Search the records that follow and extract every line containing the string "return".

═════ Data extract

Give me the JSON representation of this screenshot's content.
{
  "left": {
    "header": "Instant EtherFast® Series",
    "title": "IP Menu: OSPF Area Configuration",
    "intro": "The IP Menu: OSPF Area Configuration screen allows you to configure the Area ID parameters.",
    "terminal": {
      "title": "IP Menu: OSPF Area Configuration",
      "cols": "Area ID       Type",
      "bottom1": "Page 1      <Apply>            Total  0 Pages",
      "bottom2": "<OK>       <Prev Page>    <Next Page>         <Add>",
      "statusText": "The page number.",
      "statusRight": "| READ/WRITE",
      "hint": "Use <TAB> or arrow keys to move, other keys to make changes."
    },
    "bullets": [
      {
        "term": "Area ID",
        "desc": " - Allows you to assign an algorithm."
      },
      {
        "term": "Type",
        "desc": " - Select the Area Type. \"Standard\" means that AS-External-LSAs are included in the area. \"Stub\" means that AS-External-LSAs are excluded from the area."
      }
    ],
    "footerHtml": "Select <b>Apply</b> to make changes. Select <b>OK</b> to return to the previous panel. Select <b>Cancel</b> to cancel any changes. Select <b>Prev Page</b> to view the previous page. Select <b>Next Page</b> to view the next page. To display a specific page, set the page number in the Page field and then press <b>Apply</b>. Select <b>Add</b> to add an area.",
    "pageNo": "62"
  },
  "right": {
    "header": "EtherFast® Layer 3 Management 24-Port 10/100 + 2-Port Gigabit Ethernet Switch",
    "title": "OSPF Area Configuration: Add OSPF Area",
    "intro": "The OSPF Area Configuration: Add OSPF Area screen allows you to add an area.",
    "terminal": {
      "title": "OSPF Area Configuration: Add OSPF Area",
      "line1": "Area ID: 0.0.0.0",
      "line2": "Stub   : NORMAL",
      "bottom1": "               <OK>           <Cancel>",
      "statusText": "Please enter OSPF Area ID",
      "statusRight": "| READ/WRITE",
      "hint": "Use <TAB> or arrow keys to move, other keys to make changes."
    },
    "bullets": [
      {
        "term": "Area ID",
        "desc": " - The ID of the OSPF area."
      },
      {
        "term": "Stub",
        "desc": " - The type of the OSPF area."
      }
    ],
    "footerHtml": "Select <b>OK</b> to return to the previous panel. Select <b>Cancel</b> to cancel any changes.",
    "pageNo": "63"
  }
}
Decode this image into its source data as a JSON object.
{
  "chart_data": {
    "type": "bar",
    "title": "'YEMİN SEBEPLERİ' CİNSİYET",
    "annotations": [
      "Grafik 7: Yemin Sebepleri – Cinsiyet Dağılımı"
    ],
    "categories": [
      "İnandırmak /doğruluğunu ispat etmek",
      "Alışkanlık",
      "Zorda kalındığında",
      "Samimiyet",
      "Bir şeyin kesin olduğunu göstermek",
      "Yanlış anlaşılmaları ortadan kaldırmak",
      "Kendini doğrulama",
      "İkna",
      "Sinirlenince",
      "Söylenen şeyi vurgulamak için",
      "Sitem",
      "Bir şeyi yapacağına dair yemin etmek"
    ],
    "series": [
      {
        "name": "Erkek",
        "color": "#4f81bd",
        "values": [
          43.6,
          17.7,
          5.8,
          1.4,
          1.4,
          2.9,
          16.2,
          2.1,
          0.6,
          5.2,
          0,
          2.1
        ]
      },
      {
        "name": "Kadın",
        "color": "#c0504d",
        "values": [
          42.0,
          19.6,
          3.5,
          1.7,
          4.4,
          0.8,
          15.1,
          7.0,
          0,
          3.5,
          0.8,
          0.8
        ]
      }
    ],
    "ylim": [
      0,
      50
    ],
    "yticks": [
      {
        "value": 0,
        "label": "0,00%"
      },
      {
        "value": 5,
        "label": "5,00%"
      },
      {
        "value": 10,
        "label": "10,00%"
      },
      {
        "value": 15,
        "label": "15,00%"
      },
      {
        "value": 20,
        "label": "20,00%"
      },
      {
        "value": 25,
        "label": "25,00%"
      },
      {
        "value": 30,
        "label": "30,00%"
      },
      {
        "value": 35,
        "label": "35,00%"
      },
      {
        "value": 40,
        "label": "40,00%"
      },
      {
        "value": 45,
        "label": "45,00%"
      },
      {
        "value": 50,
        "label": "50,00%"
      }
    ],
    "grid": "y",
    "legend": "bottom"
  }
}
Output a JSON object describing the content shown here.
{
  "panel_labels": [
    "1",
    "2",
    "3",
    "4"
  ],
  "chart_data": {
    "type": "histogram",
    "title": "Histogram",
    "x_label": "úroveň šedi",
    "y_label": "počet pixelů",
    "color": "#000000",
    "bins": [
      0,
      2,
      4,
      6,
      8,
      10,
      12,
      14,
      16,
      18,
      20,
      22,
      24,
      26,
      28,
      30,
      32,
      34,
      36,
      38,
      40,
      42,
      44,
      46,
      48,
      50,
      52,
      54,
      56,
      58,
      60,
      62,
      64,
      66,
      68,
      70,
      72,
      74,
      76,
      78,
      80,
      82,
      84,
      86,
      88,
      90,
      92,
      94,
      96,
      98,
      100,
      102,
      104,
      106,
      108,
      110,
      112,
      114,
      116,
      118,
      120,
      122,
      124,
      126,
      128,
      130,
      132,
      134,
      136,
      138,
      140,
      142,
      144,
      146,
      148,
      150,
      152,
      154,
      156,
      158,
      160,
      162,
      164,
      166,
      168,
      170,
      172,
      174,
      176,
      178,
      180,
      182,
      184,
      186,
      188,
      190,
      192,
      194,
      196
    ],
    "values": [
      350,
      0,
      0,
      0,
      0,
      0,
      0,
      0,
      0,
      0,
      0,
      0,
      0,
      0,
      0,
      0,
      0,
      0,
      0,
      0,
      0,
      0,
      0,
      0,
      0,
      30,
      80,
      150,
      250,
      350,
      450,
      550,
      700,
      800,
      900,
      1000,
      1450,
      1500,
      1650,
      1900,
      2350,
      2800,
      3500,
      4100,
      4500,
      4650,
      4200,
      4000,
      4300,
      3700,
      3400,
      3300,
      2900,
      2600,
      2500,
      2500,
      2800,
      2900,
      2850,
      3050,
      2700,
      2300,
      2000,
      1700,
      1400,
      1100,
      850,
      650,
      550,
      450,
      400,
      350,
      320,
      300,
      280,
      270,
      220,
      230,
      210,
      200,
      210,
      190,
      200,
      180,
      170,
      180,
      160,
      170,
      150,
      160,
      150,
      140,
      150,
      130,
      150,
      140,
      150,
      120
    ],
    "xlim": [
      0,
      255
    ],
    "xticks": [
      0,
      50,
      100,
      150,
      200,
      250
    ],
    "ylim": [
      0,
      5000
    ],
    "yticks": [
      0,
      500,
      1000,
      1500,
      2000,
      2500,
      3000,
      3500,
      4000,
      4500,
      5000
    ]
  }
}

══════════

Solution ->
    "footerHtml": "Select <b>Apply</b> to make changes. Select <b>OK</b> to return to the previous panel. Select <b>Cancel</b> to cancel any changes. Select <b>Prev Page</b> to view the previous page. Select <b>Next Page</b> to view the next page. To display a specific page, set the page number in the Page field and then press <b>Apply</b>. Select <b>Add</b> to add an area.",
    "footerHtml": "Select <b>OK</b> to return to the previous panel. Select <b>Cancel</b> to cancel any changes.",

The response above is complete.